[[ PROVIDED DATA open ]]

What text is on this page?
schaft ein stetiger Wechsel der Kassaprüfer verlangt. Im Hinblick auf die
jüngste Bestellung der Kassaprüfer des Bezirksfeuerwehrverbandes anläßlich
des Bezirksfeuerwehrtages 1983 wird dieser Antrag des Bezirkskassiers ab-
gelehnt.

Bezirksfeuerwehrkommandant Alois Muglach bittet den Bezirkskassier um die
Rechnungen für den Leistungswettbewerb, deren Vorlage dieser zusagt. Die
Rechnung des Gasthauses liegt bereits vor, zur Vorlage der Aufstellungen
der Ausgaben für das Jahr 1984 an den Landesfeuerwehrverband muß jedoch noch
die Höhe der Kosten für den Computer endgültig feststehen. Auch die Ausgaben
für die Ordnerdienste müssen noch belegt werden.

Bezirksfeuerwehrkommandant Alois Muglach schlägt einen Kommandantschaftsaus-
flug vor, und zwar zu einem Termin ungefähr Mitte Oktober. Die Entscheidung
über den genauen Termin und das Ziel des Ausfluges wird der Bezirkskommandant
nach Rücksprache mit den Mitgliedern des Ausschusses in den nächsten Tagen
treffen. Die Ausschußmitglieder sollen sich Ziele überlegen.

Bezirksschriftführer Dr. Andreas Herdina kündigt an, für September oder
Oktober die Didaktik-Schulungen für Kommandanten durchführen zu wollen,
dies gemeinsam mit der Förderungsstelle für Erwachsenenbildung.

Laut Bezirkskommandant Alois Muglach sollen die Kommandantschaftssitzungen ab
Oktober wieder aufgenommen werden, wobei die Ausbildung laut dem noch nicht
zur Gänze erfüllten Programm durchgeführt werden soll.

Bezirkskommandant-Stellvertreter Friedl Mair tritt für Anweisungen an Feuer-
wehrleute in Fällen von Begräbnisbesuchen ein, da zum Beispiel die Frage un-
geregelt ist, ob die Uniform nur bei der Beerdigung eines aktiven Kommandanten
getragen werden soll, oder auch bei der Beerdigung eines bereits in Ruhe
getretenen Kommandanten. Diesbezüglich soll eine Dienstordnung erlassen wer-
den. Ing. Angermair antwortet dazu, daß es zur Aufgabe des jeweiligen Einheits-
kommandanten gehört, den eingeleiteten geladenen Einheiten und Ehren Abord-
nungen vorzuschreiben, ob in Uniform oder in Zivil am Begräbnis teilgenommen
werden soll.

[[ PROVIDED DATA closed ]]

# [WHAT YOU SHOULD DO]
All of the entries should be written out again exactly.

# [RESPONSE TO THE EXERCISE]
What text is on this page?
schaft ein stetiger Wechsel der Kassaprüfer verlangt. Im Hinblick auf die
jüngste Bestellung der Kassaprüfer des Bezirksfeuerwehrverbandes anläßlich
des Bezirksfeuerwehrtages 1983 wird dieser Antrag des Bezirkskassiers ab-
gelehnt.

Bezirksfeuerwehrkommandant Alois Muglach bittet den Bezirkskassier um die
Rechnungen für den Leistungswettbewerb, deren Vorlage dieser zusagt. Die
Rechnung des Gasthauses liegt bereits vor, zur Vorlage der Aufstellungen
der Ausgaben für das Jahr 1984 an den Landesfeuerwehrverband muß jedoch noch
die Höhe der Kosten für den Computer endgültig feststehen. Auch die Ausgaben
für die Ordnerdienste müssen noch belegt werden.

Bezirksfeuerwehrkommandant Alois Muglach schlägt einen Kommandantschaftsaus-
flug vor, und zwar zu einem Termin ungefähr Mitte Oktober. Die Entscheidung
über den genauen Termin und das Ziel des Ausfluges wird der Bezirkskommandant
nach Rücksprache mit den Mitgliedern des Ausschusses in den nächsten Tagen
treffen. Die Ausschußmitglieder sollen sich Ziele überlegen.

Bezirksschriftführer Dr. Andreas Herdina kündigt an, für September oder
Oktober die Didaktik-Schulungen für Kommandanten durchführen zu wollen,
dies gemeinsam mit der Förderungsstelle für Erwachsenenbildung.

Laut Bezirkskommandant Alois Muglach sollen die Kommandantschaftssitzungen ab
Oktober wieder aufgenommen werden, wobei die Ausbildung laut dem noch nicht
zur Gänze erfüllten Programm durchgeführt werden soll.

Bezirkskommandant-Stellvertreter Friedl Mair tritt für Anweisungen an Feuer-
wehrleute in Fällen von Begräbnisbesuchen ein, da zum Beispiel die Frage un-
geregelt ist, ob die Uniform nur bei der Beerdigung eines aktiven Kommandanten
getragen werden soll, oder auch bei der Beerdigung eines bereits in Ruhe
getretenen Kommandanten. Diesbezüglich soll eine Dienstordnung erlassen wer-
den. Ing. Angermair antwortet dazu, daß es zur Aufgabe des jeweiligen Einheits-
kommandanten gehört, den eingeleiteten geladenen Einheiten und Ehren Abord-
nungen vorzuschreiben, ob in Uniform oder in Zivil am Begräbnis teilgenommen
werden soll.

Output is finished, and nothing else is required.